GOAL: Copy the rows word for word, from the very first one through the line that contains "give me the", without the pictures.
* Start RAW RECORDS *
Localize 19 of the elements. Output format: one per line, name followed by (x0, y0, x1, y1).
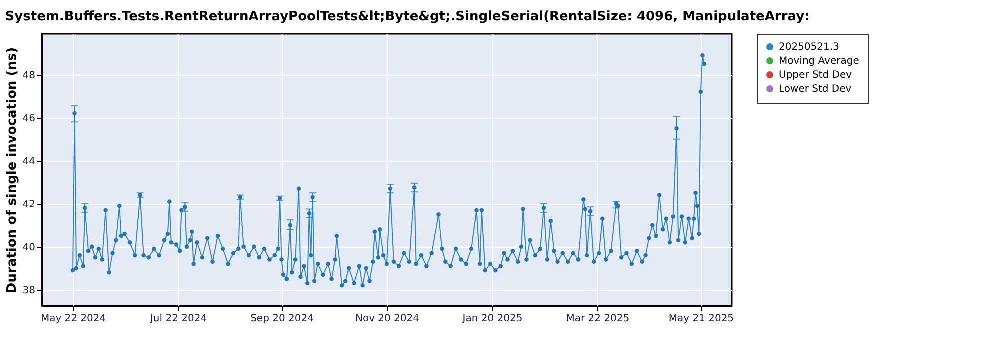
y-tick-label: 42 (22, 199, 36, 210)
legend-label: Upper Std Dev (779, 70, 852, 81)
x-tick-label: May 22 2024 (40, 314, 106, 324)
y-tick-label: 38 (22, 285, 36, 296)
y-tick-label: 46 (22, 113, 36, 124)
legend-label: Lower Std Dev (779, 84, 852, 95)
x-tick-label: Jul 22 2024 (149, 314, 208, 324)
chart-title: System.Buffers.Tests.RentReturnArrayPoolTests&lt;Byte&gt;.SingleSerial(RentalSize: 4096, ManipulateArray: (5, 10, 810, 24)
y-tick-label: 40 (22, 242, 36, 254)
x-tick-label: May 21 2025 (668, 314, 734, 324)
y-tick-label: 44 (22, 156, 36, 168)
x-tick-label: Jan 20 2025 (462, 314, 523, 324)
legend-label: Moving Average (779, 56, 860, 67)
legend-label: 20250521.3 (779, 42, 840, 53)
x-tick-label: Nov 20 2024 (355, 314, 420, 324)
x-tick-label: Mar 22 2025 (566, 314, 630, 324)
x-tick-label: Sep 20 2024 (250, 314, 314, 324)
y-tick-label: 48 (22, 70, 36, 82)
y-axis-title: Duration of single invocation (ns) (4, 47, 20, 294)
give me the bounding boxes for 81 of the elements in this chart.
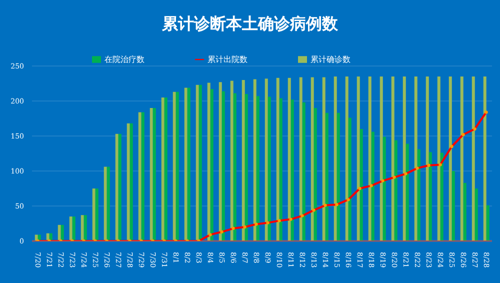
bar (218, 82, 222, 241)
bar (69, 216, 72, 241)
bar (172, 92, 176, 241)
bar (279, 98, 282, 241)
bar (92, 188, 96, 241)
bar (130, 123, 133, 241)
bar (474, 188, 478, 241)
bar (368, 76, 372, 241)
bar (336, 112, 340, 241)
bar (325, 112, 328, 241)
bar (264, 78, 268, 241)
bar (115, 134, 118, 241)
bar (440, 152, 444, 241)
bar (256, 96, 260, 241)
bar (360, 129, 363, 241)
bar (276, 78, 280, 241)
bar (448, 76, 452, 241)
legend-label: 累计确诊数 (310, 55, 350, 64)
bar (334, 76, 337, 241)
bar (483, 76, 486, 241)
bar (233, 93, 236, 241)
bar (380, 76, 383, 241)
bar (196, 84, 199, 241)
bar (210, 89, 214, 241)
bar (472, 76, 475, 241)
bar (426, 76, 429, 241)
bar (371, 132, 374, 241)
bar (310, 77, 314, 241)
bar (184, 88, 188, 241)
line-series (36, 110, 488, 241)
bar (268, 96, 271, 241)
bar (299, 77, 302, 241)
bar (60, 224, 64, 241)
bar (460, 76, 464, 241)
bar (486, 205, 490, 241)
bar (138, 112, 142, 241)
bar (244, 94, 248, 241)
bar (314, 108, 317, 241)
bar (414, 76, 418, 241)
bar (126, 123, 130, 241)
bar (198, 84, 202, 241)
chart-title: 累计诊断本土确诊病例数 (161, 14, 339, 35)
bar (437, 76, 440, 241)
bar (187, 88, 190, 241)
bar (356, 76, 360, 241)
bar (176, 92, 179, 241)
bar (152, 108, 156, 241)
bar (428, 152, 432, 241)
bar (345, 76, 348, 241)
bar (463, 182, 466, 241)
bar (118, 134, 122, 241)
bar (242, 80, 245, 241)
bar (452, 171, 455, 241)
bar (80, 215, 84, 241)
bar (58, 224, 61, 241)
legend-label: 在院治疗数 (104, 55, 144, 64)
bar (106, 166, 110, 241)
bar (230, 80, 234, 241)
bar (222, 91, 225, 241)
bar (406, 144, 409, 241)
bar (417, 149, 420, 241)
bar (161, 98, 164, 241)
bar (394, 140, 398, 241)
bar (164, 98, 168, 241)
bar (382, 136, 386, 241)
bar (302, 102, 306, 241)
bar (141, 112, 144, 241)
bar (84, 215, 87, 241)
bar (290, 100, 294, 241)
bar (391, 76, 394, 241)
legend-label: 累计出院数 (208, 55, 248, 64)
bar (288, 78, 291, 241)
bar (253, 79, 256, 241)
bar (150, 108, 153, 241)
bar (72, 216, 76, 241)
bar (95, 188, 98, 241)
bar (348, 118, 352, 241)
bar (104, 166, 107, 241)
bar (402, 76, 406, 241)
bar (207, 82, 210, 241)
bar (322, 77, 326, 241)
* End RAW RECORDS *
ANSWER TO THE EXERCISE:
Localize 19 of the elements. Output format: one per line, name followed by (x0, y0, x1, y1).
y-tick-label: 42 (22, 199, 36, 210)
legend-label: Upper Std Dev (779, 70, 852, 81)
x-tick-label: May 22 2024 (40, 314, 106, 324)
y-tick-label: 38 (22, 285, 36, 296)
y-tick-label: 46 (22, 113, 36, 124)
legend-label: Lower Std Dev (779, 84, 852, 95)
x-tick-label: Jul 22 2024 (149, 314, 208, 324)
chart-title: System.Buffers.Tests.RentReturnArrayPoolTests&lt;Byte&gt;.SingleSerial(RentalSize: 4096, ManipulateArray: (5, 10, 810, 24)
y-tick-label: 40 (22, 242, 36, 254)
x-tick-label: May 21 2025 (668, 314, 734, 324)
y-tick-label: 44 (22, 156, 36, 168)
x-tick-label: Jan 20 2025 (462, 314, 523, 324)
legend-label: Moving Average (779, 56, 860, 67)
legend-label: 20250521.3 (779, 42, 840, 53)
x-tick-label: Nov 20 2024 (355, 314, 420, 324)
x-tick-label: Mar 22 2025 (566, 314, 630, 324)
x-tick-label: Sep 20 2024 (250, 314, 314, 324)
y-tick-label: 48 (22, 70, 36, 82)
y-axis-title: Duration of single invocation (ns) (4, 47, 20, 294)
give me the bounding boxes for 81 of the elements in this chart.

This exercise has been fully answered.